> **The request**: Reproduce all of the listing below without alteration.

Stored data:
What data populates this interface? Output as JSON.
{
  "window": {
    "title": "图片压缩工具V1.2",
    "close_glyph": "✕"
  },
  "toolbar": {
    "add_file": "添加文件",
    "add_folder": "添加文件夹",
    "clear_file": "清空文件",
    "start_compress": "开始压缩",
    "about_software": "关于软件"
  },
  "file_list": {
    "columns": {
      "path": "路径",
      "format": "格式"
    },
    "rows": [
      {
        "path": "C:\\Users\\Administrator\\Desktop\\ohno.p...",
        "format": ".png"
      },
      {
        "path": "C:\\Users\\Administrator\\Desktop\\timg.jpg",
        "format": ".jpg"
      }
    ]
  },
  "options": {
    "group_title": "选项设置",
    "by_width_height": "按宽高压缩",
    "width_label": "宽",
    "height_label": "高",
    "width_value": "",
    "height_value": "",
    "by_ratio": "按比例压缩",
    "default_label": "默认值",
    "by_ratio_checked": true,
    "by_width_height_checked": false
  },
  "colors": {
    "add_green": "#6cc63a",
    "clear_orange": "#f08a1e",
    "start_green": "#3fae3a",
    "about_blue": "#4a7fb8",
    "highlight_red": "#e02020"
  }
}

> **Solution to this exercise**:
What data populates this interface? Output as JSON.
{
  "window": {
    "title": "图片压缩工具V1.2",
    "close_glyph": "✕"
  },
  "toolbar": {
    "add_file": "添加文件",
    "add_folder": "添加文件夹",
    "clear_file": "清空文件",
    "start_compress": "开始压缩",
    "about_software": "关于软件"
  },
  "file_list": {
    "columns": {
      "path": "路径",
      "format": "格式"
    },
    "rows": [
      {
        "path": "C:\\Users\\Administrator\\Desktop\\ohno.p...",
        "format": ".png"
      },
      {
        "path": "C:\\Users\\Administrator\\Desktop\\timg.jpg",
        "format": ".jpg"
      }
    ]
  },
  "options": {
    "group_title": "选项设置",
    "by_width_height": "按宽高压缩",
    "width_label": "宽",
    "height_label": "高",
    "width_value": "",
    "height_value": "",
    "by_ratio": "按比例压缩",
    "default_label": "默认值",
    "by_ratio_checked": true,
    "by_width_height_checked": false
  },
  "colors": {
    "add_green": "#6cc63a",
    "clear_orange": "#f08a1e",
    "start_green": "#3fae3a",
    "about_blue": "#4a7fb8",
    "highlight_red": "#e02020"
  }
}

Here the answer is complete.